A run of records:
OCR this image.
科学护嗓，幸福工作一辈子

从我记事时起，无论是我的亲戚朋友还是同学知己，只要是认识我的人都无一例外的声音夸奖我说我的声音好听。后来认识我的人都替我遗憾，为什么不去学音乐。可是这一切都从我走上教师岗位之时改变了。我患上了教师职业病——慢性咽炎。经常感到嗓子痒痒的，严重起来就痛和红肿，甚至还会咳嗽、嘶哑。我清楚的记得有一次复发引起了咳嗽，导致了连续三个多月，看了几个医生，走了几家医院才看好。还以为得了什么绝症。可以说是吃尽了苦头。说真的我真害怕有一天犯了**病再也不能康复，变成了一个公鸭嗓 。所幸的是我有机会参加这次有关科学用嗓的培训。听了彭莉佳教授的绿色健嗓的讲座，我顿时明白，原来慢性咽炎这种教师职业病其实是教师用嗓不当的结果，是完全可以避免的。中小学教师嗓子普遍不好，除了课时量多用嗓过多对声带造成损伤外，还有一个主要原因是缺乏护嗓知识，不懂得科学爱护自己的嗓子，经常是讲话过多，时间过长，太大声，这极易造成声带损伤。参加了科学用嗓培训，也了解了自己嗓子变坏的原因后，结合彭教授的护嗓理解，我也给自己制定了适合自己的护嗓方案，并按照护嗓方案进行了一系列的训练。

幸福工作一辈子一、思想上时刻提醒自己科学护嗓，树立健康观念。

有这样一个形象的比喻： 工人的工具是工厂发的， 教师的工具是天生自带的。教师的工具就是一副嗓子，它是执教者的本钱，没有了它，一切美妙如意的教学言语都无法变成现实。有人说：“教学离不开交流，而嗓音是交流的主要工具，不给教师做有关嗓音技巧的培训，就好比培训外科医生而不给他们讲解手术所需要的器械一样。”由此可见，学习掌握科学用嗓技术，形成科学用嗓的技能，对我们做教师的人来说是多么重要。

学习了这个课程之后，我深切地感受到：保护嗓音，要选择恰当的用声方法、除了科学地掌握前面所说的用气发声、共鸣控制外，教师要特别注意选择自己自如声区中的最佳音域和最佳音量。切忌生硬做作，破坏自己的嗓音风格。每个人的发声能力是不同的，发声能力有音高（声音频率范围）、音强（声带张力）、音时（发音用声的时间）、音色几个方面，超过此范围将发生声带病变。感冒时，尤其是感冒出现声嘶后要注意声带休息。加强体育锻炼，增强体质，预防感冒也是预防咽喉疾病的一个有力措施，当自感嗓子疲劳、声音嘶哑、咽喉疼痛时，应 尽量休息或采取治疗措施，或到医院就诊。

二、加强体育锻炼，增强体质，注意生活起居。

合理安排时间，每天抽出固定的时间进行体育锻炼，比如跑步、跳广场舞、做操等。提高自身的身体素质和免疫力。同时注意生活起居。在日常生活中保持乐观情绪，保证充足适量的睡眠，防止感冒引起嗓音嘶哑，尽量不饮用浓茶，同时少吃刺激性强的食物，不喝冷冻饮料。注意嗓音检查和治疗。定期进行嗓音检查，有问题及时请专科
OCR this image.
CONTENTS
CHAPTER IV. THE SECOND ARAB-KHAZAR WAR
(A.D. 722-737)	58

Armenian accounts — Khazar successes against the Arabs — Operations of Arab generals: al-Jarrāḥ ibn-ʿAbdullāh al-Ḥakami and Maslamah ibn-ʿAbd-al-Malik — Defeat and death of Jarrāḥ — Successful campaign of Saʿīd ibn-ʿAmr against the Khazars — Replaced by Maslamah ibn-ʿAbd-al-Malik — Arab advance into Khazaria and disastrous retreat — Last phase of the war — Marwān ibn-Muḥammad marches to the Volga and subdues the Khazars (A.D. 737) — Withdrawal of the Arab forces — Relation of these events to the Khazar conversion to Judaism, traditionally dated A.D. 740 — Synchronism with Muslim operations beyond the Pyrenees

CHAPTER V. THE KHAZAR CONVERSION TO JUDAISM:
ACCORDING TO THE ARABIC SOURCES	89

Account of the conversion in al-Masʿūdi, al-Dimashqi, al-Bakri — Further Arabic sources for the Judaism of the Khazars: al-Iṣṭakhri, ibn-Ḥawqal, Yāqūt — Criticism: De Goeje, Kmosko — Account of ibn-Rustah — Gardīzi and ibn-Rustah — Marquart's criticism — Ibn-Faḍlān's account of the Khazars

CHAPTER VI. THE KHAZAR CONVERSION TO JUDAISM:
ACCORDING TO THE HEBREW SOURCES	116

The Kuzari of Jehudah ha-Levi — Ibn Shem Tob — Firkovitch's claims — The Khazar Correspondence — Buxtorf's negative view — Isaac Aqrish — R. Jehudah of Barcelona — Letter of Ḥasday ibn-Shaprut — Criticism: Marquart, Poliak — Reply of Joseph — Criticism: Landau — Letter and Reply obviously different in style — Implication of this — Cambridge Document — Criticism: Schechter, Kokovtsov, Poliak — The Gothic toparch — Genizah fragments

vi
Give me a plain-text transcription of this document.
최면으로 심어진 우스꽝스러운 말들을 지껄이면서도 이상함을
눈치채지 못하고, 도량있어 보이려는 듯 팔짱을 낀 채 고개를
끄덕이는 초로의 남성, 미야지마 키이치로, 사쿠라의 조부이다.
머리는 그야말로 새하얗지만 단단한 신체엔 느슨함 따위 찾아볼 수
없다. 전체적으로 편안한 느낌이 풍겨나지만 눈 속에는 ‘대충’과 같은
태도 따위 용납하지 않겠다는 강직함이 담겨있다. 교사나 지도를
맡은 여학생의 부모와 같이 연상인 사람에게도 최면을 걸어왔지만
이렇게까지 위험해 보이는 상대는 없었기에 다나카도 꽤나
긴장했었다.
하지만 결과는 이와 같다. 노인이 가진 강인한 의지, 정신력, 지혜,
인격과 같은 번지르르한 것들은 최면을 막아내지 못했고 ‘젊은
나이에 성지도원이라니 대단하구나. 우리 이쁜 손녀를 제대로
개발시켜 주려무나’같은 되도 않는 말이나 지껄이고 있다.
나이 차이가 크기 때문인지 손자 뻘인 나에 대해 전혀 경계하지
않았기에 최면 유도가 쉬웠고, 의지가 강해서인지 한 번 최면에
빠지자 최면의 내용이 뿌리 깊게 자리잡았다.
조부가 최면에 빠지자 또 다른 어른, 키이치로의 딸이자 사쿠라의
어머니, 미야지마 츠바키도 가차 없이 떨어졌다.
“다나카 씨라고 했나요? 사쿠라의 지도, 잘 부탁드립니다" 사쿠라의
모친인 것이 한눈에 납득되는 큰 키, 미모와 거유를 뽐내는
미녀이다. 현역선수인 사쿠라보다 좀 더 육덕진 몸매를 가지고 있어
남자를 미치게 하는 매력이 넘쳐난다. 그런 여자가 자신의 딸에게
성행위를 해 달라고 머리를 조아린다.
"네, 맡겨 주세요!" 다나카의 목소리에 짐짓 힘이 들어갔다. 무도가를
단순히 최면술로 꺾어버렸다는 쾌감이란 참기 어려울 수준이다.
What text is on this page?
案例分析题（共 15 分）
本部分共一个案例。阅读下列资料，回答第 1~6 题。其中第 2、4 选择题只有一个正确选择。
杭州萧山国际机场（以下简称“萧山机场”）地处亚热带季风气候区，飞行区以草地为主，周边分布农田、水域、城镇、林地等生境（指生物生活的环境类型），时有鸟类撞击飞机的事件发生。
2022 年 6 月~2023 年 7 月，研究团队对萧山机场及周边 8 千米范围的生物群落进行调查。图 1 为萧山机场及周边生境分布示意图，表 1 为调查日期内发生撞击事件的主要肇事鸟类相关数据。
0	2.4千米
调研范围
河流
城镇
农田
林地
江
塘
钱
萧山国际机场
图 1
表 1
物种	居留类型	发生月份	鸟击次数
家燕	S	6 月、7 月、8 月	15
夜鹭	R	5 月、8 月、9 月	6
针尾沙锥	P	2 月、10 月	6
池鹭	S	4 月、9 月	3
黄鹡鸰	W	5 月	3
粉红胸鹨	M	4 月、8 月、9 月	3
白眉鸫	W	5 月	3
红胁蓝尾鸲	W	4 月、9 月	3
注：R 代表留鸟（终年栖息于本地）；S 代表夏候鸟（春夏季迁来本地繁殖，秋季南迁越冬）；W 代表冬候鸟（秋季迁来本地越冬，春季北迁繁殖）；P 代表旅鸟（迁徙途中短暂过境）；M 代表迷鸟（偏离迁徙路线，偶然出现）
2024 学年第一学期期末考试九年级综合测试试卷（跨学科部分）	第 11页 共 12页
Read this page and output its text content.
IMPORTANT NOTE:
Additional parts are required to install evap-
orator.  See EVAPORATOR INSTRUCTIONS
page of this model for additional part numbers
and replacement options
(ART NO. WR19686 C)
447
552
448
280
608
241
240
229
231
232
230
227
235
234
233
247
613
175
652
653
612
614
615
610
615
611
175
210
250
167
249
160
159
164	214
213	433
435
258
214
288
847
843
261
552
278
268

# What this task involves
Determine the number of lines containing "미야지마". Write only that number.

# Finished answer
2